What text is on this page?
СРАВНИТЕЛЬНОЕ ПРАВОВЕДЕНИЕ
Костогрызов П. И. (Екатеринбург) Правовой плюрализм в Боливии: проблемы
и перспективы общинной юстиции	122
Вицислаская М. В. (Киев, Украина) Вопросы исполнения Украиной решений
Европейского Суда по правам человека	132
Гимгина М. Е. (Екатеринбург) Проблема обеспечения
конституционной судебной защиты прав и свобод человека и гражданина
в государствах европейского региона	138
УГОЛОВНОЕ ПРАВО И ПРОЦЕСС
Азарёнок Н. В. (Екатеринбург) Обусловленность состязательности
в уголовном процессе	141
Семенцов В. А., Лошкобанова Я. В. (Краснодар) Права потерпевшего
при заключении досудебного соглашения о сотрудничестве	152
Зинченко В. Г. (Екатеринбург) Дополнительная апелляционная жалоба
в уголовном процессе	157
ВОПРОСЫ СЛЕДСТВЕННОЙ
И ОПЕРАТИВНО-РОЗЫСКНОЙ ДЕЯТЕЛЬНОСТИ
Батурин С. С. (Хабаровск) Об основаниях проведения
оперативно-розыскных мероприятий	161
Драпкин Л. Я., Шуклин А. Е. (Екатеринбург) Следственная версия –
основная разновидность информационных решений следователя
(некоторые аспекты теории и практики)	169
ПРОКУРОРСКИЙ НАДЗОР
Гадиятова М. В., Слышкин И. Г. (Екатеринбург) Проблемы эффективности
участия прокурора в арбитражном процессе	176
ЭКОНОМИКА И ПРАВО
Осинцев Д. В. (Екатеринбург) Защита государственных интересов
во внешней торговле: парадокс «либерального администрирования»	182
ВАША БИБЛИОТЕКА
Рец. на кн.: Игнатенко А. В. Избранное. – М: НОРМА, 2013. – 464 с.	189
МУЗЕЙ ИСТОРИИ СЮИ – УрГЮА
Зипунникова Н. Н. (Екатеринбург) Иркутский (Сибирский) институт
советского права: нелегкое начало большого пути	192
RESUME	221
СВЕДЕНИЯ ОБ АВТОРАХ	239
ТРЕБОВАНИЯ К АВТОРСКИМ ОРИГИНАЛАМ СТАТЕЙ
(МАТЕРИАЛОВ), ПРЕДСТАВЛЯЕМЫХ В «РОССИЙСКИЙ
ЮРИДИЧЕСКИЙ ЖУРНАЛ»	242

****************

All of the entries must be quoted exactly; please include each one.

What text is on this page?
СРАВНИТЕЛЬНОЕ ПРАВОВЕДЕНИЕ
Костогрызов П. И. (Екатеринбург) Правовой плюрализм в Боливии: проблемы
и перспективы общинной юстиции	122
Вицислаская М. В. (Киев, Украина) Вопросы исполнения Украиной решений
Европейского Суда по правам человека	132
Гимгина М. Е. (Екатеринбург) Проблема обеспечения
конституционной судебной защиты прав и свобод человека и гражданина
в государствах европейского региона	138
УГОЛОВНОЕ ПРАВО И ПРОЦЕСС
Азарёнок Н. В. (Екатеринбург) Обусловленность состязательности
в уголовном процессе	141
Семенцов В. А., Лошкобанова Я. В. (Краснодар) Права потерпевшего
при заключении досудебного соглашения о сотрудничестве	152
Зинченко В. Г. (Екатеринбург) Дополнительная апелляционная жалоба
в уголовном процессе	157
ВОПРОСЫ СЛЕДСТВЕННОЙ
И ОПЕРАТИВНО-РОЗЫСКНОЙ ДЕЯТЕЛЬНОСТИ
Батурин С. С. (Хабаровск) Об основаниях проведения
оперативно-розыскных мероприятий	161
Драпкин Л. Я., Шуклин А. Е. (Екатеринбург) Следственная версия –
основная разновидность информационных решений следователя
(некоторые аспекты теории и практики)	169
ПРОКУРОРСКИЙ НАДЗОР
Гадиятова М. В., Слышкин И. Г. (Екатеринбург) Проблемы эффективности
участия прокурора в арбитражном процессе	176
ЭКОНОМИКА И ПРАВО
Осинцев Д. В. (Екатеринбург) Защита государственных интересов
во внешней торговле: парадокс «либерального администрирования»	182
ВАША БИБЛИОТЕКА
Рец. на кн.: Игнатенко А. В. Избранное. – М: НОРМА, 2013. – 464 с.	189
МУЗЕЙ ИСТОРИИ СЮИ – УрГЮА
Зипунникова Н. Н. (Екатеринбург) Иркутский (Сибирский) институт
советского права: нелегкое начало большого пути	192
RESUME	221
СВЕДЕНИЯ ОБ АВТОРАХ	239
ТРЕБОВАНИЯ К АВТОРСКИМ ОРИГИНАЛАМ СТАТЕЙ
(МАТЕРИАЛОВ), ПРЕДСТАВЛЯЕМЫХ В «РОССИЙСКИЙ
ЮРИДИЧЕСКИЙ ЖУРНАЛ»	242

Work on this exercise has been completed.